• _OBJECTIVE_
Count the lines below that contain the word "about", and report only that number.

• _RECORDS PROVIDED_
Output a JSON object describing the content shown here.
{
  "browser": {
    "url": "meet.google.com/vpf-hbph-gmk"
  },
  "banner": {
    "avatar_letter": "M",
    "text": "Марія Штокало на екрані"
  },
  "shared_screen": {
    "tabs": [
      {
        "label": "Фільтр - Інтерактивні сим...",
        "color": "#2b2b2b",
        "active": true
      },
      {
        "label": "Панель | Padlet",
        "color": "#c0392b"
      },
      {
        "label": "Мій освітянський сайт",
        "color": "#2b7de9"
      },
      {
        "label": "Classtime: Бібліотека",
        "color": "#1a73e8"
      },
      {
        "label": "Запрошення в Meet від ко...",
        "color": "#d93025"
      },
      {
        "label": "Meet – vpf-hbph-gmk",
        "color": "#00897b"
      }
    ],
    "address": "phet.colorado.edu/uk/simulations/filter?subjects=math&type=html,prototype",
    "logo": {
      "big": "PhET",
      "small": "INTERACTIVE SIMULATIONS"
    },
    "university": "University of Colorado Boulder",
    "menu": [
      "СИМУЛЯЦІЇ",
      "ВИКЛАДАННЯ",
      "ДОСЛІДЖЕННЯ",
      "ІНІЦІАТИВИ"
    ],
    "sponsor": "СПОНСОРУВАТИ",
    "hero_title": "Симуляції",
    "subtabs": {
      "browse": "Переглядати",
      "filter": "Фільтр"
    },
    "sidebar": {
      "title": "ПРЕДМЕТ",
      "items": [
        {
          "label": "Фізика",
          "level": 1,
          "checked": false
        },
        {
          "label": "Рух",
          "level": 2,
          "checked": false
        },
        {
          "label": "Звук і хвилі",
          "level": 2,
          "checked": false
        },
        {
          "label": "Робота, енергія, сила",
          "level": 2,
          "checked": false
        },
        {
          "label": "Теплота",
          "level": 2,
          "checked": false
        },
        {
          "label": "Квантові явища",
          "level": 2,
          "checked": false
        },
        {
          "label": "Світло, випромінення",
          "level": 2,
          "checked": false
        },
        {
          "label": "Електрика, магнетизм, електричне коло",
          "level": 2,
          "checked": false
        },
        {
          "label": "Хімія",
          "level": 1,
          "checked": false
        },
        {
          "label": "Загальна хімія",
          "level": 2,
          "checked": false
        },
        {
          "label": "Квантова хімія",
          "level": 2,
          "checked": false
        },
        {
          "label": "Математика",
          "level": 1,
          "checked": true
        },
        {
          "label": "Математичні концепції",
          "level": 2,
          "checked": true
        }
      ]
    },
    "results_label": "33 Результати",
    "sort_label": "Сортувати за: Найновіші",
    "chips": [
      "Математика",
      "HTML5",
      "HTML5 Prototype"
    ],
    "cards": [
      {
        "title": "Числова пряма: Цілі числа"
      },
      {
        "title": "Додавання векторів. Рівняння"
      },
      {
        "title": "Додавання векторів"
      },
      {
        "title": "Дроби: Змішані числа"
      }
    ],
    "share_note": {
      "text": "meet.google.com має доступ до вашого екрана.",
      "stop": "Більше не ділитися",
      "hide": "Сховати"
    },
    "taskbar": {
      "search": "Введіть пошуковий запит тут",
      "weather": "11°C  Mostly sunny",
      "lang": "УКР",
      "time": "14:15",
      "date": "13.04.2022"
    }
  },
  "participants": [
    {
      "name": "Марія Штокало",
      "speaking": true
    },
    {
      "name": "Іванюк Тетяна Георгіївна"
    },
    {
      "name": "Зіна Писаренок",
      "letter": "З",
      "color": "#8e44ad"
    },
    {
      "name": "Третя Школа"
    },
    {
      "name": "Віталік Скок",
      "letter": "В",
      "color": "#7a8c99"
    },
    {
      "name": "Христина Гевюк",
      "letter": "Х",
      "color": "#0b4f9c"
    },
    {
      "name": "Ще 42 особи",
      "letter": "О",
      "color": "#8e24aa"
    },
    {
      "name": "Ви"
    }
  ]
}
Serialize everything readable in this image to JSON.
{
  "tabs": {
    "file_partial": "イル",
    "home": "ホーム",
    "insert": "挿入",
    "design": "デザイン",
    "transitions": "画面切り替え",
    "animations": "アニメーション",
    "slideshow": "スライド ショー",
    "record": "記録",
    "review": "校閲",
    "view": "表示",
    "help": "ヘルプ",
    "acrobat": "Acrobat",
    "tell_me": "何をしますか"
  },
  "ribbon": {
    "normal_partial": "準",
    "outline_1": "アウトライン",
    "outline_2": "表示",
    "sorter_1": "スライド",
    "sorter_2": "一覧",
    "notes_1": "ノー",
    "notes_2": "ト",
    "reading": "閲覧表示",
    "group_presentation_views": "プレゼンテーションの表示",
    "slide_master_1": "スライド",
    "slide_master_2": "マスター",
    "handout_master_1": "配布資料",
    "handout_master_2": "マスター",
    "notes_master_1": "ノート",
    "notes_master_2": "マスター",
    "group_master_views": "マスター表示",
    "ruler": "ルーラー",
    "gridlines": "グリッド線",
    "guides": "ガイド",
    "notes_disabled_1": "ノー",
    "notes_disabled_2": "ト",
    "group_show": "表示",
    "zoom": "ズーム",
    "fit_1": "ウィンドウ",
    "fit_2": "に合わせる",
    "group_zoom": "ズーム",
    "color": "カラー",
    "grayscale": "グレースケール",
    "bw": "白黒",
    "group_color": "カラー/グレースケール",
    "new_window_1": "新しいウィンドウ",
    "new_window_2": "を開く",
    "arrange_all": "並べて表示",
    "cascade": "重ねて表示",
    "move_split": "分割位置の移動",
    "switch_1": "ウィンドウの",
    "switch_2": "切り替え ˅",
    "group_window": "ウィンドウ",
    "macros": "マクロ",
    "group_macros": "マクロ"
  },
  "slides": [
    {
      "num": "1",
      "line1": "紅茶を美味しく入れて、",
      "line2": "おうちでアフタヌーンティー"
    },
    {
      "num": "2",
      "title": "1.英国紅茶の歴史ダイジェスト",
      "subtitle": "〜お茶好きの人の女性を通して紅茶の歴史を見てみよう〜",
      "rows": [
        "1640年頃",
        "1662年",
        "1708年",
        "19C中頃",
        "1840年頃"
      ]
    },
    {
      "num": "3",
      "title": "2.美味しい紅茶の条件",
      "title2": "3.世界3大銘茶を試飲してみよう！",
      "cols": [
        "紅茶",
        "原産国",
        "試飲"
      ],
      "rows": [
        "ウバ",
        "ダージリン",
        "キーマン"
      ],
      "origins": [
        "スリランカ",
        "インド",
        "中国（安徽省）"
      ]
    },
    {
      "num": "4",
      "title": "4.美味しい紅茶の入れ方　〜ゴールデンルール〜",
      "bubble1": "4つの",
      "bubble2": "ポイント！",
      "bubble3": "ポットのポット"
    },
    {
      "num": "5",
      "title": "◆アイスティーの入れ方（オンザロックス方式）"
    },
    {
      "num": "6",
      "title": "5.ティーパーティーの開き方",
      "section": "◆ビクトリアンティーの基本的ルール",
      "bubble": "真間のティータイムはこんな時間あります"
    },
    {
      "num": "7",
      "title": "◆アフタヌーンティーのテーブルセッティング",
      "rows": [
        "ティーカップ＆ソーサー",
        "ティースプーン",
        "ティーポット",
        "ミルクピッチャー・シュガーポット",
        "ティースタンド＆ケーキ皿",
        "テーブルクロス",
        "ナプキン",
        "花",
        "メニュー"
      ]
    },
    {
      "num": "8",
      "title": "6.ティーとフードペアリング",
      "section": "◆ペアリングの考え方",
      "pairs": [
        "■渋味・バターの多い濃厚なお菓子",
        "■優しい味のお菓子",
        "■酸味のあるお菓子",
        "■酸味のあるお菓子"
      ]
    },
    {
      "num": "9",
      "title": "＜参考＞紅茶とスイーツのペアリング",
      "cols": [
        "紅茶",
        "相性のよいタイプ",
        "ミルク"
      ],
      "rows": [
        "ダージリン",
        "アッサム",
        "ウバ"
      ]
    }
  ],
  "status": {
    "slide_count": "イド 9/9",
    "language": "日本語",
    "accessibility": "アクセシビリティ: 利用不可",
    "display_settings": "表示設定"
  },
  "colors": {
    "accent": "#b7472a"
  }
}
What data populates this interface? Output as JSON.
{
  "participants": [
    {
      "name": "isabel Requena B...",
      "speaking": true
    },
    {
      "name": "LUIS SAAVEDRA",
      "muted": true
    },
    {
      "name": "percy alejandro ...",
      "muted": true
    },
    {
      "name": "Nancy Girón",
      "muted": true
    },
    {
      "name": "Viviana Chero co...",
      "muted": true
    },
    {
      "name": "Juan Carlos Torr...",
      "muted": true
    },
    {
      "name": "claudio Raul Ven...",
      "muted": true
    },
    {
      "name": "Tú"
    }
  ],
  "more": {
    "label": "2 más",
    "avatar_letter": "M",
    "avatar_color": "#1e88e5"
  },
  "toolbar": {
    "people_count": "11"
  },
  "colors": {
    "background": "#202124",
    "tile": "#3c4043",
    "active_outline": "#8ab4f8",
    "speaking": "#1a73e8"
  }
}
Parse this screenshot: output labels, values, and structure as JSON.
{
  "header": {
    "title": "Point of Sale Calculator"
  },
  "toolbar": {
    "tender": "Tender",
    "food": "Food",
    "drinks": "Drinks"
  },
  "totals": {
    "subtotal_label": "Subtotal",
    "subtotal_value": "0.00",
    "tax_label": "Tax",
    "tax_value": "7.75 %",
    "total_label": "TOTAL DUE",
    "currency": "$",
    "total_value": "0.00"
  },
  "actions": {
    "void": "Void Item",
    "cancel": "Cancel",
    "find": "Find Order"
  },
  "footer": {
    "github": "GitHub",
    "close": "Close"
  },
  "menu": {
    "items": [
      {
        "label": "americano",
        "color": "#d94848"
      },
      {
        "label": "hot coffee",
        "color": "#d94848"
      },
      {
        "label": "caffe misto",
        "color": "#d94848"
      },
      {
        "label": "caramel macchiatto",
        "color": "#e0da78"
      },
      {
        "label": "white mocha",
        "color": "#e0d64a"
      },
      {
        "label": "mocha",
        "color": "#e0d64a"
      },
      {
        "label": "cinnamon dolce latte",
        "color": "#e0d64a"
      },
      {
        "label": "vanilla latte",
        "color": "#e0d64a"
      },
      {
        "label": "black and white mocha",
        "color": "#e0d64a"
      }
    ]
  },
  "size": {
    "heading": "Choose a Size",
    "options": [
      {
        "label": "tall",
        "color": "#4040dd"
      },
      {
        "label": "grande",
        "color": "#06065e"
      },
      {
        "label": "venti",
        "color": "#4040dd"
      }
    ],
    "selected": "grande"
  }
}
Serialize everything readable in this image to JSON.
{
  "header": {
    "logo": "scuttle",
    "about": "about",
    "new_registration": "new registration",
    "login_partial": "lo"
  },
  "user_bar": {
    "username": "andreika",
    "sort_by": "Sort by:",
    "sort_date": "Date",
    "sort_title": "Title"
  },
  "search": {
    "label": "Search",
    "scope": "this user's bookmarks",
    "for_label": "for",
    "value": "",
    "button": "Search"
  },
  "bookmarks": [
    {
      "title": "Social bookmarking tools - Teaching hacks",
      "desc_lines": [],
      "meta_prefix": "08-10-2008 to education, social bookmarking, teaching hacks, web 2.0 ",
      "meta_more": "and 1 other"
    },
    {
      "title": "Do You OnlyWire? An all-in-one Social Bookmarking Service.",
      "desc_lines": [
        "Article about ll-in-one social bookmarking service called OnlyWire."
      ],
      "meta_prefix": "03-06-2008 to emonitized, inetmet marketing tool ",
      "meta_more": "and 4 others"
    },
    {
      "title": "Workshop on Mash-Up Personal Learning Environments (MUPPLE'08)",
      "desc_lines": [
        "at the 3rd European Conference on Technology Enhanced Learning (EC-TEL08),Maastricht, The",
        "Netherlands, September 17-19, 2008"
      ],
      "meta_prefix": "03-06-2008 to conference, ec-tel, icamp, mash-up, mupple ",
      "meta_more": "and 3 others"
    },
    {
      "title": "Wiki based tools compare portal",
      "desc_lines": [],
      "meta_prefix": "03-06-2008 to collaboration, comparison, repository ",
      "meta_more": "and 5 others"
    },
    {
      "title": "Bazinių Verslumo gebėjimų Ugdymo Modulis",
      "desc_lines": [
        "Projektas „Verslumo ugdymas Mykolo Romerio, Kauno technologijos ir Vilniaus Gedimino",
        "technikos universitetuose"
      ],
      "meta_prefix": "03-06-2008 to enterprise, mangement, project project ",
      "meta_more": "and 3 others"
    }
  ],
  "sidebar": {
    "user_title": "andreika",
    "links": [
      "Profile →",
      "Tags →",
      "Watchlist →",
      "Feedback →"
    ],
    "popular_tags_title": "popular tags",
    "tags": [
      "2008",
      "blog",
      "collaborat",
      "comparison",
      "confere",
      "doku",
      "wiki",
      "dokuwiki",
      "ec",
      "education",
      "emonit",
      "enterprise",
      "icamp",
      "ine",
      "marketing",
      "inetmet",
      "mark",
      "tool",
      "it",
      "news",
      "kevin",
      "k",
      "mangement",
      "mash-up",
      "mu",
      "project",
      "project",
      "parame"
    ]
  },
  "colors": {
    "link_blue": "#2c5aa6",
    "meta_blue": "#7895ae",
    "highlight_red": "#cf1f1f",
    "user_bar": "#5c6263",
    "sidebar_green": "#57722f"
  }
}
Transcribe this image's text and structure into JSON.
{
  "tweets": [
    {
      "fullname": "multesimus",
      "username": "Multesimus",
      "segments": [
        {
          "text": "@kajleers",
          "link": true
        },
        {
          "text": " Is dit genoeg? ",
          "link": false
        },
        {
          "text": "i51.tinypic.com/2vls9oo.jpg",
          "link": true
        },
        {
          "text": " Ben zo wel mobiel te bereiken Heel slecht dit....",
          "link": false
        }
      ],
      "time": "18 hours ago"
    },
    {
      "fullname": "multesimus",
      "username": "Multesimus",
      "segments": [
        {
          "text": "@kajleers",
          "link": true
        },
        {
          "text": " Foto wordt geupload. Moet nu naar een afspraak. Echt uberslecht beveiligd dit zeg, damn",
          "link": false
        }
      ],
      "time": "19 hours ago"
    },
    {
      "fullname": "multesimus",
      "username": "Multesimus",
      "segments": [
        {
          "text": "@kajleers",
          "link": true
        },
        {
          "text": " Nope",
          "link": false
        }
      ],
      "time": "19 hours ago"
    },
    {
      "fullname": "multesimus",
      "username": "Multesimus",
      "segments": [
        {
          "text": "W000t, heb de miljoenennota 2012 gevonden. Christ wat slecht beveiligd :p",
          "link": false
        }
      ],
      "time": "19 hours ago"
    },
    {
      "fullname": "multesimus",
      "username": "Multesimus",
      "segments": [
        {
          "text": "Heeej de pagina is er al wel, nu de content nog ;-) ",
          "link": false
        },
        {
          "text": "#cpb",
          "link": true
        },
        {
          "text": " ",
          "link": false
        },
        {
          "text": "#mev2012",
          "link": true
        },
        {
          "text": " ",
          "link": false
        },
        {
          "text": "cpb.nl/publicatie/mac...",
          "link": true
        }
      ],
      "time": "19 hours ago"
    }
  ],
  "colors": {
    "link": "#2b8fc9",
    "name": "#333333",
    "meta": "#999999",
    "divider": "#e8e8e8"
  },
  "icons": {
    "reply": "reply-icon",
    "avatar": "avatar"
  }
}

• _SOLUTION TO THIS PROBLEM_
2